EXERCISE REQUIREMENTS
Give every line from the entries that contains "beta".

EXCERPTED RECORDS
::::::::::

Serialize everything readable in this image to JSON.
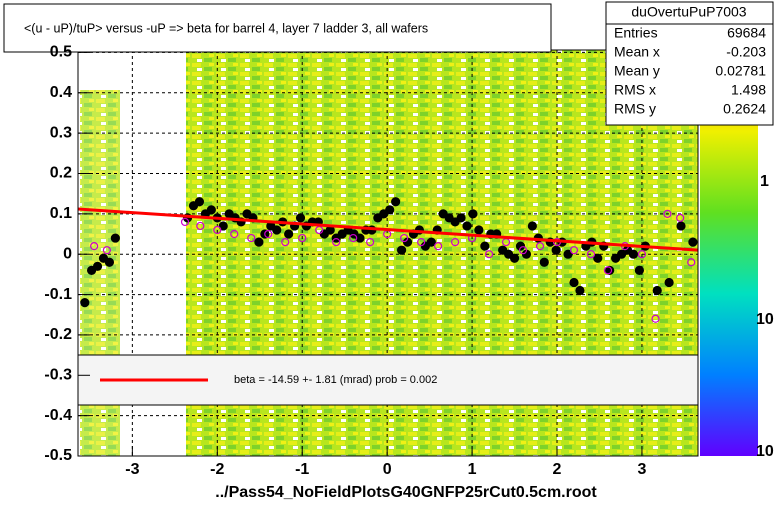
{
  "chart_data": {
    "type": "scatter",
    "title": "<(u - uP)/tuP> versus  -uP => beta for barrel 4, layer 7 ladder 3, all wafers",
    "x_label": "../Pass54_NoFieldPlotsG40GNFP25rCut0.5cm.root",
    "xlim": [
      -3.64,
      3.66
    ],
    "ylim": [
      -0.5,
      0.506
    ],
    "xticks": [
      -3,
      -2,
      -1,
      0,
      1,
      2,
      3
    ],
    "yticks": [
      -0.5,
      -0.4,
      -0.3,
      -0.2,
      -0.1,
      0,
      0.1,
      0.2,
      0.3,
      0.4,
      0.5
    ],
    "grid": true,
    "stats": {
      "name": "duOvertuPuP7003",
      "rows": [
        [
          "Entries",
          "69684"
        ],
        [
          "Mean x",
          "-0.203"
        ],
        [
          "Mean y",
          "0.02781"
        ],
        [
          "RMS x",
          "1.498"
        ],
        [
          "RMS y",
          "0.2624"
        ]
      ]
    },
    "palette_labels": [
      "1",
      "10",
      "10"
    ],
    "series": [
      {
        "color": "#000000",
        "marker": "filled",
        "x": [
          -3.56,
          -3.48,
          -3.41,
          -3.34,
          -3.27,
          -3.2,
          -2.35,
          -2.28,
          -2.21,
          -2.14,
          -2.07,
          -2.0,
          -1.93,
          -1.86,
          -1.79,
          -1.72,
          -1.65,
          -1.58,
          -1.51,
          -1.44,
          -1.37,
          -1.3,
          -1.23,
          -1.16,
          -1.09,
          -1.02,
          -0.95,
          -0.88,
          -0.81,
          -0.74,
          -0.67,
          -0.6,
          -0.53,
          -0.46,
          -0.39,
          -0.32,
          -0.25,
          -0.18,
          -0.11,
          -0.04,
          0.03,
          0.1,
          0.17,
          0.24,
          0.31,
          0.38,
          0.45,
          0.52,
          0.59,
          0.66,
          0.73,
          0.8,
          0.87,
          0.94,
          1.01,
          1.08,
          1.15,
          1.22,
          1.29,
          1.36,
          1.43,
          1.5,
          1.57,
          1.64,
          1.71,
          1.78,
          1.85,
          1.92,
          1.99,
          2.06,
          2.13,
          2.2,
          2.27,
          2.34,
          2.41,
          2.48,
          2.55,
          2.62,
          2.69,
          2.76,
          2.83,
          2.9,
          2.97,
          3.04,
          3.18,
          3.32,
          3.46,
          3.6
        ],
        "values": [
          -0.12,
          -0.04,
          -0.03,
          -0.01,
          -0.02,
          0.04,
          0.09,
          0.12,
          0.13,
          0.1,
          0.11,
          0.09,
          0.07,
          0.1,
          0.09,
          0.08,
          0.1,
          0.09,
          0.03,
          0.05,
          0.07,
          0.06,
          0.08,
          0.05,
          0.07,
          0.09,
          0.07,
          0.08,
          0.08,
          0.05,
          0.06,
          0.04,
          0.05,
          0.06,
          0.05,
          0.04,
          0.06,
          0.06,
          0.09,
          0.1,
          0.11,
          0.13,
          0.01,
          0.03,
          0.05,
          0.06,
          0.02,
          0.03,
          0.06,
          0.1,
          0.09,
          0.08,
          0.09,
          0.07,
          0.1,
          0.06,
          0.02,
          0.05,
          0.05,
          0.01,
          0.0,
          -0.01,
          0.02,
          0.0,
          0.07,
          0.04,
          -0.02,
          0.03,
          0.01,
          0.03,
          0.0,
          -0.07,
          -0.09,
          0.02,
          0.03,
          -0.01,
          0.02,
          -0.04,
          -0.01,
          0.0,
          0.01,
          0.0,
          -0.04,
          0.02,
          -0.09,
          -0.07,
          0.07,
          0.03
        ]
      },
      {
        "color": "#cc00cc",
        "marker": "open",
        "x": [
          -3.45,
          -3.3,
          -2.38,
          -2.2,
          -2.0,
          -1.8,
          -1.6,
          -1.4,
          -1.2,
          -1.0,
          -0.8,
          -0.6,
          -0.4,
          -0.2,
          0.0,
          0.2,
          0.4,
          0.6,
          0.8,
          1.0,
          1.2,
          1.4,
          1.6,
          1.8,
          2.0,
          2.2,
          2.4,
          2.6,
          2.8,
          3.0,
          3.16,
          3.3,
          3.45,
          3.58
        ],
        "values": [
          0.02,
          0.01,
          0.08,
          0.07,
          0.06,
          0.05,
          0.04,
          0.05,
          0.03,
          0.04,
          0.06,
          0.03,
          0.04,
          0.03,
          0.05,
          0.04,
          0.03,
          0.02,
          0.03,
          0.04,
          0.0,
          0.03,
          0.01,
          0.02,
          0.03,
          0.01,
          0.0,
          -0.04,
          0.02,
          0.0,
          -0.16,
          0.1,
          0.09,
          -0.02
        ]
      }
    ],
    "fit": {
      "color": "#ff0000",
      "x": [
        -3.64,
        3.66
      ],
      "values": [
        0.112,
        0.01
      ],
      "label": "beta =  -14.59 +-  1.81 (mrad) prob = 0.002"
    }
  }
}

::::::::::

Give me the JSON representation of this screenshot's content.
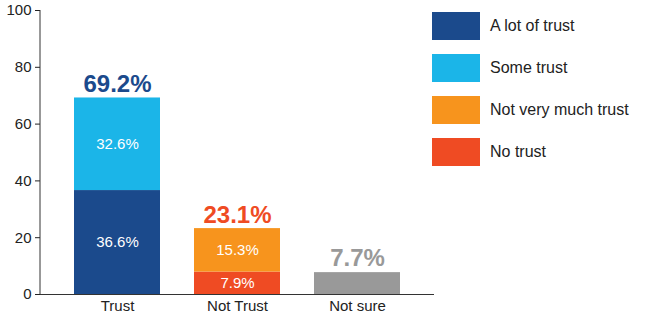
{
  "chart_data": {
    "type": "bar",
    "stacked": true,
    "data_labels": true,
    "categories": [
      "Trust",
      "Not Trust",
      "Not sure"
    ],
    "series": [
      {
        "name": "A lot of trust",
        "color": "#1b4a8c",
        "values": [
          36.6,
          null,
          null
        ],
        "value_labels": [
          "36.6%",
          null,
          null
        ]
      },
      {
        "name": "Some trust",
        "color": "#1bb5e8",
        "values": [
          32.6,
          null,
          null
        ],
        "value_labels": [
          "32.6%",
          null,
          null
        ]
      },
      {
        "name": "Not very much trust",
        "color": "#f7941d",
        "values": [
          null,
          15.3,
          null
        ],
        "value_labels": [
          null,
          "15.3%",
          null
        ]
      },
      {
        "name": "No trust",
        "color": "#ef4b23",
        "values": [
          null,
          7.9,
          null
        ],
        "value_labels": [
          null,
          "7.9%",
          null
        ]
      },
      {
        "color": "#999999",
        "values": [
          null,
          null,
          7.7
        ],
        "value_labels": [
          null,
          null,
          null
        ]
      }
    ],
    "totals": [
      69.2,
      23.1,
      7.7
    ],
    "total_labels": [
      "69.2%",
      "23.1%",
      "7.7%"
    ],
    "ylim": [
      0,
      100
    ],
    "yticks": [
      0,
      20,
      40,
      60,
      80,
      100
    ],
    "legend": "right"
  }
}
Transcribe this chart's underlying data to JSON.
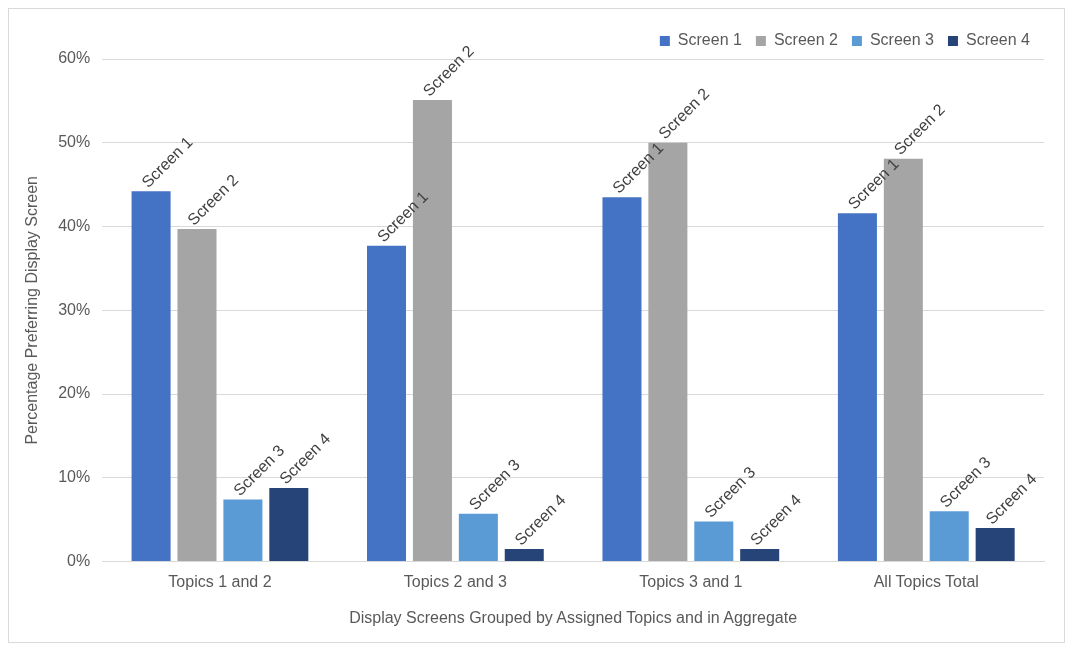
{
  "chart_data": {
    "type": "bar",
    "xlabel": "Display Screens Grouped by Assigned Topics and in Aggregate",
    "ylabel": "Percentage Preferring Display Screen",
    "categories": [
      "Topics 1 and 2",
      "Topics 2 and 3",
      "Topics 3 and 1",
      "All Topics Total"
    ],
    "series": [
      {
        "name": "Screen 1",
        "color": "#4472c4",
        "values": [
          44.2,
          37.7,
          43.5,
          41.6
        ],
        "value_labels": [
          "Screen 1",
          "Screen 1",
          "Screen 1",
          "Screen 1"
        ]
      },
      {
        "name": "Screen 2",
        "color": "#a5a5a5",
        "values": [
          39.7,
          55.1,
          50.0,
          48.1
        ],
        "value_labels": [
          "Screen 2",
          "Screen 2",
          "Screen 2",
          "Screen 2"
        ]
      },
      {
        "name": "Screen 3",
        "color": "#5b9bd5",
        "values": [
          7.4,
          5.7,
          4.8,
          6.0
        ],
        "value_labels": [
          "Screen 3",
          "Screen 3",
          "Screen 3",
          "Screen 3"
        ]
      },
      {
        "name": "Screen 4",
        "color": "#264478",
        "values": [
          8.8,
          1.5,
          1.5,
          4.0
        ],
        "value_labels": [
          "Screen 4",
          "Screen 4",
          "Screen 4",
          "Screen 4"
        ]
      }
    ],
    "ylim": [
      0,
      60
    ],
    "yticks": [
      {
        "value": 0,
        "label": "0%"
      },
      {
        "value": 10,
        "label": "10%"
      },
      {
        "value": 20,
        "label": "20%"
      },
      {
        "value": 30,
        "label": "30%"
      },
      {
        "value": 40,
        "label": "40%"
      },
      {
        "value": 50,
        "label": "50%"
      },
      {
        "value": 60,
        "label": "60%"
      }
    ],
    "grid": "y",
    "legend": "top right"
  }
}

::::::::::

THE OUTPUT
    "title": "<(u - uP)/tuP> versus  -uP => beta for barrel 4, layer 7 ladder 3, all wafers",
      "label": "beta =  -14.59 +-  1.81 (mrad) prob = 0.002"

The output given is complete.